(Beginning of Extract provided)

Some Vietnamese are probably illegal immigrants, in the sense that they settled in Cambodia after the Vietnamese army overthrew the Khmer Rouge. However, it is likely that many of them were in fact Cambodian citizens who had fled the country during the period of Khmer Rouge rule. Because they are not ethnically ‘Khmer', the presumption of authorities continues to be that they are probably illegal immigrants. Unless they have identity papers demonstrating their Cambodian nationality, they risk losing their land or homes that they may have occupied for decades.
There continued to be some reports in 2006 of state officials evicting ethnic Vietnamese from their floating villages around Tonle Sap Lake, and even of seizing and destroying identity papers which might establish some of them as being Cambodian citizens.

(End of Extract provided)

:: Problem set ::
#1 In the passage on ethnic Vietnamese in Cambodia, what did state officials reportedly do around Tonle Sap Lake in 2006?
#2 Extend the passage on ethnic Vietnamese in Cambodia, picking up after its final sentence.

(Beginning of Data provided)

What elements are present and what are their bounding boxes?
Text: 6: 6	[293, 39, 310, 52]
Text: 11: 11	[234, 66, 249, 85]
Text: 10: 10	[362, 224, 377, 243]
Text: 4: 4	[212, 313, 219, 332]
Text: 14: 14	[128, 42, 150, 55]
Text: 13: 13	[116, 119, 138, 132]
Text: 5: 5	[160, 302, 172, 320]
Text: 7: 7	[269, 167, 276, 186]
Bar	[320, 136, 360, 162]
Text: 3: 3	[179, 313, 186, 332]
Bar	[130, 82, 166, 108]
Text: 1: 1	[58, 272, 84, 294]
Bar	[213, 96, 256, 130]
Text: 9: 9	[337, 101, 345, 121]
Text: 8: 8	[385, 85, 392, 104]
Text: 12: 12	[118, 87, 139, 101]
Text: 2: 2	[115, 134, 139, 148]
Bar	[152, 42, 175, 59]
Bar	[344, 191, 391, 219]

(End of Data provided)

:: Answer set ::
#1 They evicted ethnic Vietnamese from their floating villages and even seized and destroyed identity papers that might show some of them to be Cambodian citizens.

#2
Though not due to any official Cambodian government policy, any expression of distinct Vietnamese identity is still occasionally met with violence; people are occasionally set upon if they are heard to speak in Vietnamese. Even politicians considered ‘democratic' by outsiders periodically revert to slogans against the Vietnamese minority, describing them as a ‘yuon' threat, a word which can have a derogatory meaning. There have been reports of some Vietnamese who have been recognized as citizens being prevented from voting in 2003 and in later local elections.